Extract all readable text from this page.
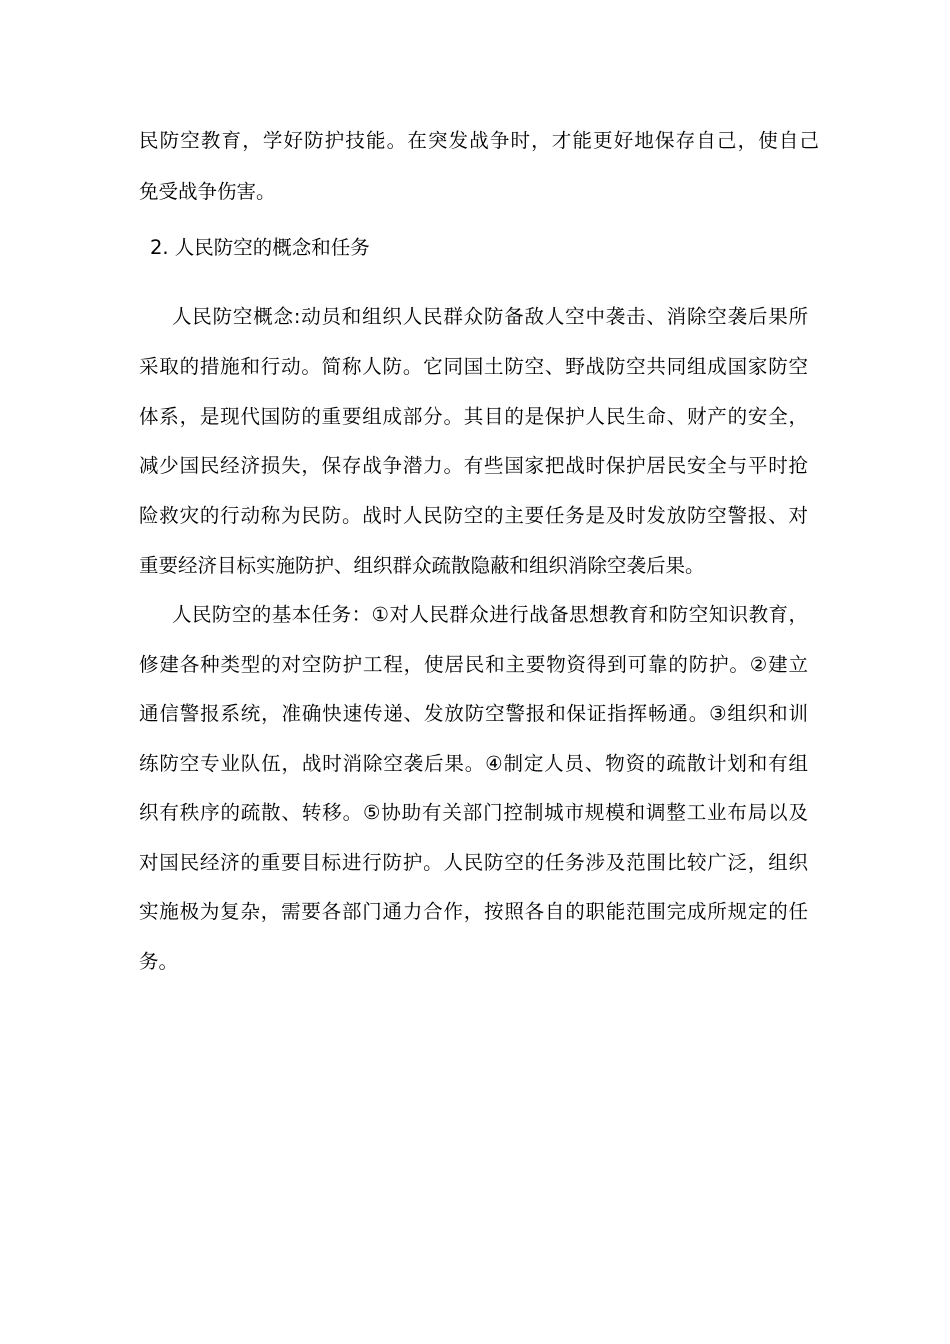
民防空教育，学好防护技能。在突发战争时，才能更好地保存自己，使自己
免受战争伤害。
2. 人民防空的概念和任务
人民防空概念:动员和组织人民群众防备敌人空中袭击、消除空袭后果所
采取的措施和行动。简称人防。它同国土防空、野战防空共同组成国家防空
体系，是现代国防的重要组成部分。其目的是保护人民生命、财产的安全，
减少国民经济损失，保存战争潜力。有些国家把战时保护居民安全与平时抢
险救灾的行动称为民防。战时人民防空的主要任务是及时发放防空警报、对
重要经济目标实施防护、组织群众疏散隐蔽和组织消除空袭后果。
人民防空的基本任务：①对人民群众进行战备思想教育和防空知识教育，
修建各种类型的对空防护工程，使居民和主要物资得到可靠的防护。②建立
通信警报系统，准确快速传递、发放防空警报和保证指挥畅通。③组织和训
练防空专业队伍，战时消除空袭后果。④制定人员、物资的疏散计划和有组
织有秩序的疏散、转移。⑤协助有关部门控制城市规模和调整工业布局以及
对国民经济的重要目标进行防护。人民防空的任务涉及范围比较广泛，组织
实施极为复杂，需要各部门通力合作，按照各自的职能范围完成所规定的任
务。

------------

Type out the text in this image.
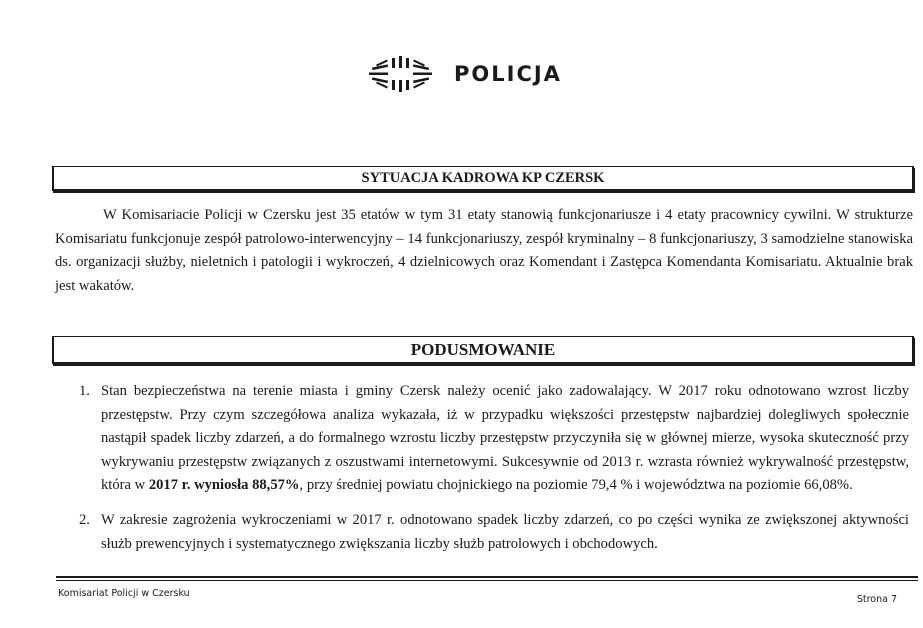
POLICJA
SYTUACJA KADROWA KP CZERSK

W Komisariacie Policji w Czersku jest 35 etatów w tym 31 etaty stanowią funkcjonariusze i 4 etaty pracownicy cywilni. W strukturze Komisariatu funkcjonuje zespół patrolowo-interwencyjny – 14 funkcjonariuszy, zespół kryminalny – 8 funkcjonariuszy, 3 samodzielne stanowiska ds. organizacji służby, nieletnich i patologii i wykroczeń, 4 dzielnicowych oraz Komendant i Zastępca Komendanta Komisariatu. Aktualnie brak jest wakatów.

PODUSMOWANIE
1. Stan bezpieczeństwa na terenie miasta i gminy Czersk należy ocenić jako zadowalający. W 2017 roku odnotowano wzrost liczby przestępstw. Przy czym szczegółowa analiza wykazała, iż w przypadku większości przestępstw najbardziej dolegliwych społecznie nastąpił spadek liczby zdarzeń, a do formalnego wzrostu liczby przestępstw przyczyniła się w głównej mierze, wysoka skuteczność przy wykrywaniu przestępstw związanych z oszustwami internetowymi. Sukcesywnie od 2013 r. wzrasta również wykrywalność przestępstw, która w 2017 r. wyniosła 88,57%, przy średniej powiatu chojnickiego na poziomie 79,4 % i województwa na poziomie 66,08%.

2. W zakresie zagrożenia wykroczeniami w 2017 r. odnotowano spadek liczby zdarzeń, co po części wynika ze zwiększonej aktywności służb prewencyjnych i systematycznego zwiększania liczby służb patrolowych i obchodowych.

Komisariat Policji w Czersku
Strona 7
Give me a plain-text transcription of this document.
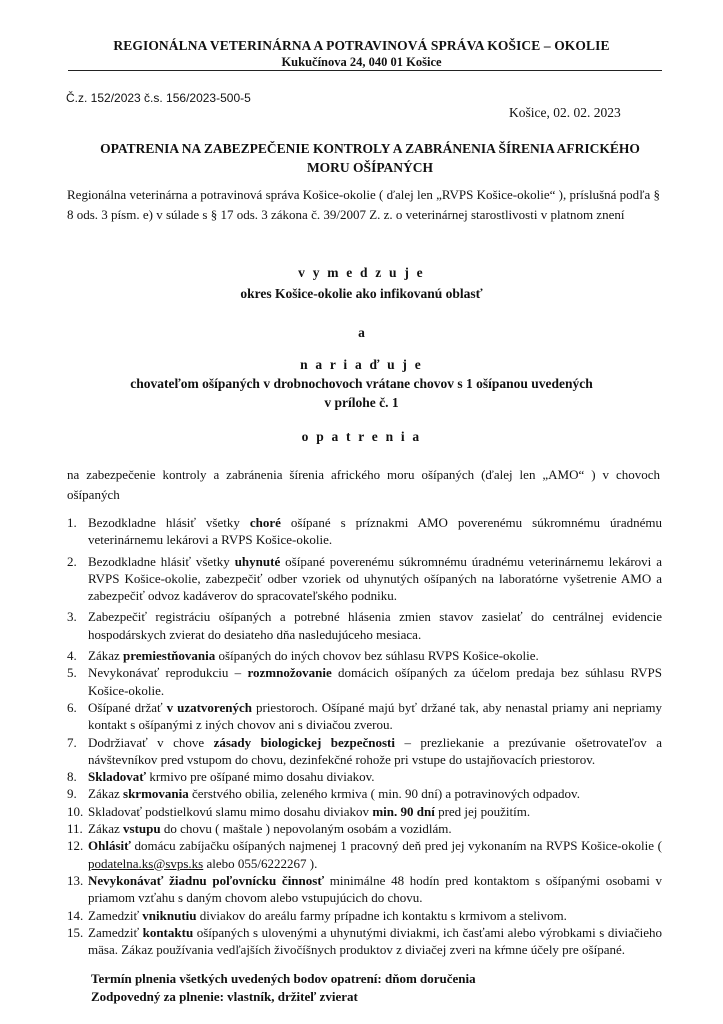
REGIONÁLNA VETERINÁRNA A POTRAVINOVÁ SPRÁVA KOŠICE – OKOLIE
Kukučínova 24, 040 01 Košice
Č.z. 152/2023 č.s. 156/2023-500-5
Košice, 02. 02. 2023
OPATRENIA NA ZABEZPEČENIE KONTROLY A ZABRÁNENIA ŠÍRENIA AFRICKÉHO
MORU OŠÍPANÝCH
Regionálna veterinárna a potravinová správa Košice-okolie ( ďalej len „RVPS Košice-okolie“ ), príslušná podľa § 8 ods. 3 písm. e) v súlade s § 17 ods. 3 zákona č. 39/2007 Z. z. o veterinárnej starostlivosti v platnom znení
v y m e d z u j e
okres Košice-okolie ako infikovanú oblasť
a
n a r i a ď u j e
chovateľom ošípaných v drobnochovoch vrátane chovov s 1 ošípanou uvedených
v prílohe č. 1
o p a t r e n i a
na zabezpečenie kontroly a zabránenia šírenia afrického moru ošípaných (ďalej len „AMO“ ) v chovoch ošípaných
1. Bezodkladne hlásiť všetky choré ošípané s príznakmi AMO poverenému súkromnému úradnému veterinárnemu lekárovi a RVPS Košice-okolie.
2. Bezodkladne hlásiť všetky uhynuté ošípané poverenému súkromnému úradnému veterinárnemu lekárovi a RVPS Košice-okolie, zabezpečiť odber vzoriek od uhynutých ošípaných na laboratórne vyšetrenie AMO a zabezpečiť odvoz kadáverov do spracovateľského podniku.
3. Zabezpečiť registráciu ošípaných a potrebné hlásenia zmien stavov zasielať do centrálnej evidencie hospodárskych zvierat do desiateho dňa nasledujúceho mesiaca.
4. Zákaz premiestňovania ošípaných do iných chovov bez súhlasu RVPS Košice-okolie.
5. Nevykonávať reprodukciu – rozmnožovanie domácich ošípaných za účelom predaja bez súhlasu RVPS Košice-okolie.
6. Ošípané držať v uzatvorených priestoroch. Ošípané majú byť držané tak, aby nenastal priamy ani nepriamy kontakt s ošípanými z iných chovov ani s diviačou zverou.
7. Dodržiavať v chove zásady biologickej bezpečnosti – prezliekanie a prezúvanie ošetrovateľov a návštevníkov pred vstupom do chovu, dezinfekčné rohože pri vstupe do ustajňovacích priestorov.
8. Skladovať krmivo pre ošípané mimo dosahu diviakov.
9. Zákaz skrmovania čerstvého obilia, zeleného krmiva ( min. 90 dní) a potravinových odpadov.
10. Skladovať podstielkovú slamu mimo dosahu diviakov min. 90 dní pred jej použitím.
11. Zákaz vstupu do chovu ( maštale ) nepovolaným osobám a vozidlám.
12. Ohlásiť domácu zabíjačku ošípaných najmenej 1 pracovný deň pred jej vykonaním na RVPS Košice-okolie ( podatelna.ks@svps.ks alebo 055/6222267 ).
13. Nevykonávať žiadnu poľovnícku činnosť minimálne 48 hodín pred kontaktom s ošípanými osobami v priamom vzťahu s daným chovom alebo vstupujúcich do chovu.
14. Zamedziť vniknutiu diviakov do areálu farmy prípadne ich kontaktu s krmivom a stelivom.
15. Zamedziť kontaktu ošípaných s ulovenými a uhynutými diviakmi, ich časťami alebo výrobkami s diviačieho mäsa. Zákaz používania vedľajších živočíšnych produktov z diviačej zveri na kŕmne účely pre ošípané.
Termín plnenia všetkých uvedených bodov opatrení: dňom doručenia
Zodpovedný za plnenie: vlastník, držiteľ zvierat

------------

Find the word "mimo" in the entries, and copy every line it shows up in.

SOLUTION FOR THIS EXERCISE:
8. Skladovať krmivo pre ošípané mimo dosahu diviakov.
10. Skladovať podstielkovú slamu mimo dosahu diviakov min. 90 dní pred jej použitím.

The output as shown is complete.